Written task:
Collect each line containing "icon".
+++ Task material
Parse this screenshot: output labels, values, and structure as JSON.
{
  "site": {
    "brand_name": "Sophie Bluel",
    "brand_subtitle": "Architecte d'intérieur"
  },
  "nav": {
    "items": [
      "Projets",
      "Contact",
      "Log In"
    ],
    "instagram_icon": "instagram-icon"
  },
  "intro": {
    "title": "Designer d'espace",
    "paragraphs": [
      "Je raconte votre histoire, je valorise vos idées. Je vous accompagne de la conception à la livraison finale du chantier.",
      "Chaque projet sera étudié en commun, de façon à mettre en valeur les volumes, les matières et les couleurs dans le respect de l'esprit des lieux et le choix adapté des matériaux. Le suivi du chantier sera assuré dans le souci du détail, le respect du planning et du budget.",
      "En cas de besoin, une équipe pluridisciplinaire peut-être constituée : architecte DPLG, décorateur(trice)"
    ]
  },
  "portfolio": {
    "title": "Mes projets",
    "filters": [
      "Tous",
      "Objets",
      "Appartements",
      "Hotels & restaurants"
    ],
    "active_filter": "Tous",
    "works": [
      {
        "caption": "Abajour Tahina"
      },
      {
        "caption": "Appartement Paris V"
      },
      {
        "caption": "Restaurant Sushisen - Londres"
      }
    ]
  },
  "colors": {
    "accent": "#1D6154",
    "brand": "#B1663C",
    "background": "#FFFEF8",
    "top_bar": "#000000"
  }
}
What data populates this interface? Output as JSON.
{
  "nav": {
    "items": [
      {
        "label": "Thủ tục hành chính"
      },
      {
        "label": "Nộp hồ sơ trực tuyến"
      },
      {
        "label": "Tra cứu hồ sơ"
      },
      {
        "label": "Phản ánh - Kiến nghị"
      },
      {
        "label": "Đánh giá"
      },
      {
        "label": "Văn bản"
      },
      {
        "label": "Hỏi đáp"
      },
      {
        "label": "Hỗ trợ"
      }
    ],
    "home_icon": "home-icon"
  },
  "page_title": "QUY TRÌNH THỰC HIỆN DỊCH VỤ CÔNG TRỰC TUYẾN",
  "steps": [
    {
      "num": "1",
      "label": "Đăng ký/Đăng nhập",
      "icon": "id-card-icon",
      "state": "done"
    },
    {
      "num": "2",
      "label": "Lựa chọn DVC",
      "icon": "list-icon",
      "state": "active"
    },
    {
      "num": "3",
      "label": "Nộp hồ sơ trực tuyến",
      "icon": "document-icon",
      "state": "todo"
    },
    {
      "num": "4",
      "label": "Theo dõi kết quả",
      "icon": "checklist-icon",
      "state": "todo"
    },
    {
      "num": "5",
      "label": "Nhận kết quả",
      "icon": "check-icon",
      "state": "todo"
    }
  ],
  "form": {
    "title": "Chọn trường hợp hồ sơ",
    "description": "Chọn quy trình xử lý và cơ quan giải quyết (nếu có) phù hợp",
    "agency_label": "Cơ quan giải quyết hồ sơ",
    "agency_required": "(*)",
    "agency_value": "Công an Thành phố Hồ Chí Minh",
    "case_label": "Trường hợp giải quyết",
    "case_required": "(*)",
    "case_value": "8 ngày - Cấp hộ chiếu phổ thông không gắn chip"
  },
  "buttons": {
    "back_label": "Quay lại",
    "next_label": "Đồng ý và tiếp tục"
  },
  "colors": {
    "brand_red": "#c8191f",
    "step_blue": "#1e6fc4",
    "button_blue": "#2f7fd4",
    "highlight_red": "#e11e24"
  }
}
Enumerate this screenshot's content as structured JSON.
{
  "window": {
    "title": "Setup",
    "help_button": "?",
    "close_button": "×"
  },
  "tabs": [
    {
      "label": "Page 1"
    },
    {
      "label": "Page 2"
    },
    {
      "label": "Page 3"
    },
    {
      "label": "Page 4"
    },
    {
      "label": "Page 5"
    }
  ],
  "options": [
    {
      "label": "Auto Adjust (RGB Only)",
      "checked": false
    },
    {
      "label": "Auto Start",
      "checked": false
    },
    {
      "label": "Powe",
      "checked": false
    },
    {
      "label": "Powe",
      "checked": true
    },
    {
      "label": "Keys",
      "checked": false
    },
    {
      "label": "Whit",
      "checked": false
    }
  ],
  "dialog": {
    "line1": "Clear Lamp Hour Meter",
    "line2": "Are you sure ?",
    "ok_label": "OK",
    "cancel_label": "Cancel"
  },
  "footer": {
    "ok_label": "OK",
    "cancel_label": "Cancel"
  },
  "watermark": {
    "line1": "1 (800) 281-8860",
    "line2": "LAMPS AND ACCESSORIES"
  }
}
++++++
Reply:
    "instagram_icon": "instagram-icon"
    "home_icon": "home-icon"
      "icon": "id-card-icon",
      "icon": "list-icon",
      "icon": "document-icon",
      "icon": "checklist-icon",
      "icon": "check-icon",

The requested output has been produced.